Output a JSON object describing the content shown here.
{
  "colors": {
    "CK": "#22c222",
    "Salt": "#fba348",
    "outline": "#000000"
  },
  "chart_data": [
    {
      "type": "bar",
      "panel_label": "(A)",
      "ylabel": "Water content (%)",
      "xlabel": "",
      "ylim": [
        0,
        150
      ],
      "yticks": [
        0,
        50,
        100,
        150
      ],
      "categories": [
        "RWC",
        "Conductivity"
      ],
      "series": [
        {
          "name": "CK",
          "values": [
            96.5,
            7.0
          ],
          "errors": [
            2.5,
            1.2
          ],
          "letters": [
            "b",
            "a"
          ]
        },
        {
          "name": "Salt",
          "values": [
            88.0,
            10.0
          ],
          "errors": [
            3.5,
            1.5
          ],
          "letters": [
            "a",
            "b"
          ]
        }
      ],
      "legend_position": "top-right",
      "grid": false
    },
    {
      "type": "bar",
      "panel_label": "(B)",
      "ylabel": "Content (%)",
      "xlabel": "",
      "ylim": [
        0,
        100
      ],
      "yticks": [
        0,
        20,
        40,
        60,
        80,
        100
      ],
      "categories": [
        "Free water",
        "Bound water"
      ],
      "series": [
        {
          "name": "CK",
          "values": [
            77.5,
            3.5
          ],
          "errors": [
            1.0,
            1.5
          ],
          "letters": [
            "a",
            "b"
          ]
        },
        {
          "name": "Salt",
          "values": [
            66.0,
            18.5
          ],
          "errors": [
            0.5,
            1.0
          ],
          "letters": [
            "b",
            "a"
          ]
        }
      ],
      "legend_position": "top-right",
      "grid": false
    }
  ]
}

========================

▶ [PROBLEM TO SOLVE] Retype all of the data shown above, word for word.

▶ [TASK RESPONSE]
Output a JSON object describing the content shown here.
{
  "colors": {
    "CK": "#22c222",
    "Salt": "#fba348",
    "outline": "#000000"
  },
  "chart_data": [
    {
      "type": "bar",
      "panel_label": "(A)",
      "ylabel": "Water content (%)",
      "xlabel": "",
      "ylim": [
        0,
        150
      ],
      "yticks": [
        0,
        50,
        100,
        150
      ],
      "categories": [
        "RWC",
        "Conductivity"
      ],
      "series": [
        {
          "name": "CK",
          "values": [
            96.5,
            7.0
          ],
          "errors": [
            2.5,
            1.2
          ],
          "letters": [
            "b",
            "a"
          ]
        },
        {
          "name": "Salt",
          "values": [
            88.0,
            10.0
          ],
          "errors": [
            3.5,
            1.5
          ],
          "letters": [
            "a",
            "b"
          ]
        }
      ],
      "legend_position": "top-right",
      "grid": false
    },
    {
      "type": "bar",
      "panel_label": "(B)",
      "ylabel": "Content (%)",
      "xlabel": "",
      "ylim": [
        0,
        100
      ],
      "yticks": [
        0,
        20,
        40,
        60,
        80,
        100
      ],
      "categories": [
        "Free water",
        "Bound water"
      ],
      "series": [
        {
          "name": "CK",
          "values": [
            77.5,
            3.5
          ],
          "errors": [
            1.0,
            1.5
          ],
          "letters": [
            "a",
            "b"
          ]
        },
        {
          "name": "Salt",
          "values": [
            66.0,
            18.5
          ],
          "errors": [
            0.5,
            1.0
          ],
          "letters": [
            "b",
            "a"
          ]
        }
      ],
      "legend_position": "top-right",
      "grid": false
    }
  ]
}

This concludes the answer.